_MATERIAL PROVIDED_
◇ ◇ ◇ ◇ ◇ ◇ ◇

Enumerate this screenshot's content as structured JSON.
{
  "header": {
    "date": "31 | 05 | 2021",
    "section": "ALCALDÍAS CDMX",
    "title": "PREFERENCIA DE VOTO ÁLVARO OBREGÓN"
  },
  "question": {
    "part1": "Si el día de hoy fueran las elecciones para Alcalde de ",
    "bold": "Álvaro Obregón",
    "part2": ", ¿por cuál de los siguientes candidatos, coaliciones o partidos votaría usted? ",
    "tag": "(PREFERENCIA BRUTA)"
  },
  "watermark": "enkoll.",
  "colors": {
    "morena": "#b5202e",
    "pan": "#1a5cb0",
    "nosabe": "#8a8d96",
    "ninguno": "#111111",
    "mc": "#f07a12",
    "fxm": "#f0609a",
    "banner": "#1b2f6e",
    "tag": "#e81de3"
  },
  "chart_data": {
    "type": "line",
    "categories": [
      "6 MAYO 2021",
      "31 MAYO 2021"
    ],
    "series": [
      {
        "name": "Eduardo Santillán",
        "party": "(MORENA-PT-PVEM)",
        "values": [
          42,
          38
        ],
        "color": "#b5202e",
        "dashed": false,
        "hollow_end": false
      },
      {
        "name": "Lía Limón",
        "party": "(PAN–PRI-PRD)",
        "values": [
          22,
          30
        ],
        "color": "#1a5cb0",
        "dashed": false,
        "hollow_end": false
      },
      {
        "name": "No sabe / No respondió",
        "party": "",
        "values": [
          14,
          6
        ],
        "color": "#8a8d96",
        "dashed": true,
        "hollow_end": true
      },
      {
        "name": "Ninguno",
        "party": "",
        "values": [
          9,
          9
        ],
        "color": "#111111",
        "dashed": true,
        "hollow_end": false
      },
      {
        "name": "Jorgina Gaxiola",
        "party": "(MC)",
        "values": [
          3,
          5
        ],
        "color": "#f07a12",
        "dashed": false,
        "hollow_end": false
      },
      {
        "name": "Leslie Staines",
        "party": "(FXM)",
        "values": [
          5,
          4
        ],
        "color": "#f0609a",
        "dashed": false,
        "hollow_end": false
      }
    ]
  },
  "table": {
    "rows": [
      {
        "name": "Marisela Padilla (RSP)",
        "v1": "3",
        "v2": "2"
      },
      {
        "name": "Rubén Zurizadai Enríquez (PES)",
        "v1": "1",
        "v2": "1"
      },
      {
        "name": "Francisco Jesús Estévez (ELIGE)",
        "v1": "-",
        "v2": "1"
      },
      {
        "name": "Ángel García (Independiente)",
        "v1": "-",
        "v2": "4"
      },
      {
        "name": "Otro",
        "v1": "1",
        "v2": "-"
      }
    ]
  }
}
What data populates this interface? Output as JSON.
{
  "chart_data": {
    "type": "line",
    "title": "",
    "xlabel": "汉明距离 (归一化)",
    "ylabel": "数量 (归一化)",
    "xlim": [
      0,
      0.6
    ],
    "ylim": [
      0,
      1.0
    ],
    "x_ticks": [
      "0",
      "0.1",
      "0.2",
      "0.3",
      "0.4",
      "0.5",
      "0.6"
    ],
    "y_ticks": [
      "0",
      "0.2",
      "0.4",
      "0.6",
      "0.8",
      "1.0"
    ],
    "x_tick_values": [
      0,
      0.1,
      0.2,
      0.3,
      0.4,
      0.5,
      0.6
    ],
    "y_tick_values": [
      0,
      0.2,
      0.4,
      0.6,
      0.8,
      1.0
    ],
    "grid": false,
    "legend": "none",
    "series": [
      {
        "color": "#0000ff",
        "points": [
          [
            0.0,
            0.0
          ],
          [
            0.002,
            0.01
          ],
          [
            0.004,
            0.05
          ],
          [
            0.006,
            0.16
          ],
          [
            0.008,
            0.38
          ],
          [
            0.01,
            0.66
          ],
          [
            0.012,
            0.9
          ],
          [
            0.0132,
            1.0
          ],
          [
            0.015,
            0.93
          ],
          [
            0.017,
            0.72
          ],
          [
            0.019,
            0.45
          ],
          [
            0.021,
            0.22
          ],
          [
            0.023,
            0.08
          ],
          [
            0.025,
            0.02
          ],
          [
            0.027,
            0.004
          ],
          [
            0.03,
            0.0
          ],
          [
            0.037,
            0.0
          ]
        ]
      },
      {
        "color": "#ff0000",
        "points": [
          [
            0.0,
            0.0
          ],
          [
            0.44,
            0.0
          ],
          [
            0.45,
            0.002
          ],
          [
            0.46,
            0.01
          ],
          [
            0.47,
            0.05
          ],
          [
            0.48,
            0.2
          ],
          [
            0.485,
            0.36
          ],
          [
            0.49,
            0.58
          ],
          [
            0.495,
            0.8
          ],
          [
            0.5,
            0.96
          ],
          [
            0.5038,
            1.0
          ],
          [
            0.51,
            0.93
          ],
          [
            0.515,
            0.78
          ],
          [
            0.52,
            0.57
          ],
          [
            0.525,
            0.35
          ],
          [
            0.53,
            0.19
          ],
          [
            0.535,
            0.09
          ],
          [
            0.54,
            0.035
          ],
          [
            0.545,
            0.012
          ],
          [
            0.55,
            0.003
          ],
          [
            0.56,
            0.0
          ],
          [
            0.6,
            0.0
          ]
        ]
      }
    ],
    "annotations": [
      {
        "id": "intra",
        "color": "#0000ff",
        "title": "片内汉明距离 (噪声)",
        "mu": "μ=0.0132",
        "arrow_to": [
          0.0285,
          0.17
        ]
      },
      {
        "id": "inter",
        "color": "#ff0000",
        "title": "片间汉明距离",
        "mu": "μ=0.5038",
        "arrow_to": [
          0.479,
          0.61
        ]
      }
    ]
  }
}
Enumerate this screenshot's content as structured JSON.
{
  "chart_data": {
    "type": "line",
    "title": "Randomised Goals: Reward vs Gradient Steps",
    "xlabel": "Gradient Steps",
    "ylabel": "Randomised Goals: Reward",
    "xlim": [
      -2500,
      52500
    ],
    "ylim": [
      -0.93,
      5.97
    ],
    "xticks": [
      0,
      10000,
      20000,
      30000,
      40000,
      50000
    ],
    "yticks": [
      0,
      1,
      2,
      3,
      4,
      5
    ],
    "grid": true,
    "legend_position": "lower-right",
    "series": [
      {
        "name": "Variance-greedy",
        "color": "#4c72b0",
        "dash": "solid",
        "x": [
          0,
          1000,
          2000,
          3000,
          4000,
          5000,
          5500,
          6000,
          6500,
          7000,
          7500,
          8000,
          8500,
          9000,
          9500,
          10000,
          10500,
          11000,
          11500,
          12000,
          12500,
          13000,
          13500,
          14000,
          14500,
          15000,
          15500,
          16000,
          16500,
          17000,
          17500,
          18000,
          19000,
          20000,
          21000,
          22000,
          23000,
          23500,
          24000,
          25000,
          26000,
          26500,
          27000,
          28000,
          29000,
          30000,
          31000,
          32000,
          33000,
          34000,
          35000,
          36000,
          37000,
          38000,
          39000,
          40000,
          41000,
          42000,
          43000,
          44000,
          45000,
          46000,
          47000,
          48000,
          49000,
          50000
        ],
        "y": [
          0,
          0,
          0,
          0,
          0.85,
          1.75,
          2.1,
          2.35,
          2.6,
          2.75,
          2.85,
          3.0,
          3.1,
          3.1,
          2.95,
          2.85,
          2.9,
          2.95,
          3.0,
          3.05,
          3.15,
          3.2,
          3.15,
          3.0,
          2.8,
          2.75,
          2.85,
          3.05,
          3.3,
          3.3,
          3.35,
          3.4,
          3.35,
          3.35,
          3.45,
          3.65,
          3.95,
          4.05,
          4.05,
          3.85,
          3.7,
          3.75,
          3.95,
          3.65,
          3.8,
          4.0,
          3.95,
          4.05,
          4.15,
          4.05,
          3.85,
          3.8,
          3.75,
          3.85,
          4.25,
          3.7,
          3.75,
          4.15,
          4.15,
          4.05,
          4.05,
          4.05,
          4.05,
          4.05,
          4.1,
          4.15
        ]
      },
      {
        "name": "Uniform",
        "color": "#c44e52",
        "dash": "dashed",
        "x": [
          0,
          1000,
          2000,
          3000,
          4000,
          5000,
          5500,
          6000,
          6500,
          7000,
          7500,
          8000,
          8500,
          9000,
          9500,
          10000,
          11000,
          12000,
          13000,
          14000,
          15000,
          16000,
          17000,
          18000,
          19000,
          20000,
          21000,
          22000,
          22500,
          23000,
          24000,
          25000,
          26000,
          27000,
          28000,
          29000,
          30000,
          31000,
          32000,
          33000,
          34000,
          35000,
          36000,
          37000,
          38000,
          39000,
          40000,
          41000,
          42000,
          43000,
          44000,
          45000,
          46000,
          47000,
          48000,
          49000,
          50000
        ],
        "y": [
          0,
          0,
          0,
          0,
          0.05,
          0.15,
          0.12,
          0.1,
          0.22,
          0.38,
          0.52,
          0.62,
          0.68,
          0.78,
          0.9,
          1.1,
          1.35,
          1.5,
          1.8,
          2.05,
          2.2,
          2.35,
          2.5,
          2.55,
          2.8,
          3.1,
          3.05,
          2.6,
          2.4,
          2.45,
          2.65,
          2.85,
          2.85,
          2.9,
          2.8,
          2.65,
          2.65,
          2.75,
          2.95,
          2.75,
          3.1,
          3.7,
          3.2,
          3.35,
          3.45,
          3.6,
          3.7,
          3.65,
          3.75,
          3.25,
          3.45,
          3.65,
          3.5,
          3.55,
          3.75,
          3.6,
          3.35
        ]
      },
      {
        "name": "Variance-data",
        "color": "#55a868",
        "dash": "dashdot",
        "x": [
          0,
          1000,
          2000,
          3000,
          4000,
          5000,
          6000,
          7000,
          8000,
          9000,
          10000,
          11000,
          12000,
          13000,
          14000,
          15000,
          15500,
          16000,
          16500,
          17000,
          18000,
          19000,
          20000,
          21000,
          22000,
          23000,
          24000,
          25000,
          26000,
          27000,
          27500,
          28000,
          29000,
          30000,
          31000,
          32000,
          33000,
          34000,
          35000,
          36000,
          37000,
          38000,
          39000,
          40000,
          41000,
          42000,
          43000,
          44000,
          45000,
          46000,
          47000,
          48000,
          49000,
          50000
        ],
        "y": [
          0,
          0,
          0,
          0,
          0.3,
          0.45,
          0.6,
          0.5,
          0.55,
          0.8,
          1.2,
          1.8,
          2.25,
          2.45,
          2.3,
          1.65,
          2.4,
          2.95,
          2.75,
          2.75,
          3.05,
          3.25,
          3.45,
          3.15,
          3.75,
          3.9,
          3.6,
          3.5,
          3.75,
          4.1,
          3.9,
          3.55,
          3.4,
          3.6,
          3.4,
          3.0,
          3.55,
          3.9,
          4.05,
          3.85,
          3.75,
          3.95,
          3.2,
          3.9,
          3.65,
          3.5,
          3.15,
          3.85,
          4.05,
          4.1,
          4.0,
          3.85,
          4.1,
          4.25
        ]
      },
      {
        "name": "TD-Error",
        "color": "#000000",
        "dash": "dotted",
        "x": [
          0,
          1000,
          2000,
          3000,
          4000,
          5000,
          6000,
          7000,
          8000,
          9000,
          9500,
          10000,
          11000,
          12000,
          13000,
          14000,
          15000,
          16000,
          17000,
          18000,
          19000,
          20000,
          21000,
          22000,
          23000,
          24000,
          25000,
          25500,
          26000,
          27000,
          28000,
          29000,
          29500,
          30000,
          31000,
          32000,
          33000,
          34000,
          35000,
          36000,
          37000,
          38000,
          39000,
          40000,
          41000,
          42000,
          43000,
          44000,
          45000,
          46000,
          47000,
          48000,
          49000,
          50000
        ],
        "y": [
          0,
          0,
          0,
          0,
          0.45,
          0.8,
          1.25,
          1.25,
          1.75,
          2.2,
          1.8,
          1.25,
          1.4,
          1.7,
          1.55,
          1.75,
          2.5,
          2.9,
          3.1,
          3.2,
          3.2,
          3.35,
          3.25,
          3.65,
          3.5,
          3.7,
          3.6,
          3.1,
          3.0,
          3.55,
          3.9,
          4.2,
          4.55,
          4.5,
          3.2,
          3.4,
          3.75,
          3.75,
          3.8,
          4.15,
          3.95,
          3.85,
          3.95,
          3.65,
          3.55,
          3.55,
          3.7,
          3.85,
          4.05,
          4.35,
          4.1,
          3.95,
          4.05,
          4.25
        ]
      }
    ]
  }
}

◇ ◇ ◇ ◇ ◇ ◇ ◇

_SHORT TASK_
Among the entries above, how many lines include the word "Reward"? Reply with the number only.

_OUTPUT FOR THIS EXERCISE_
2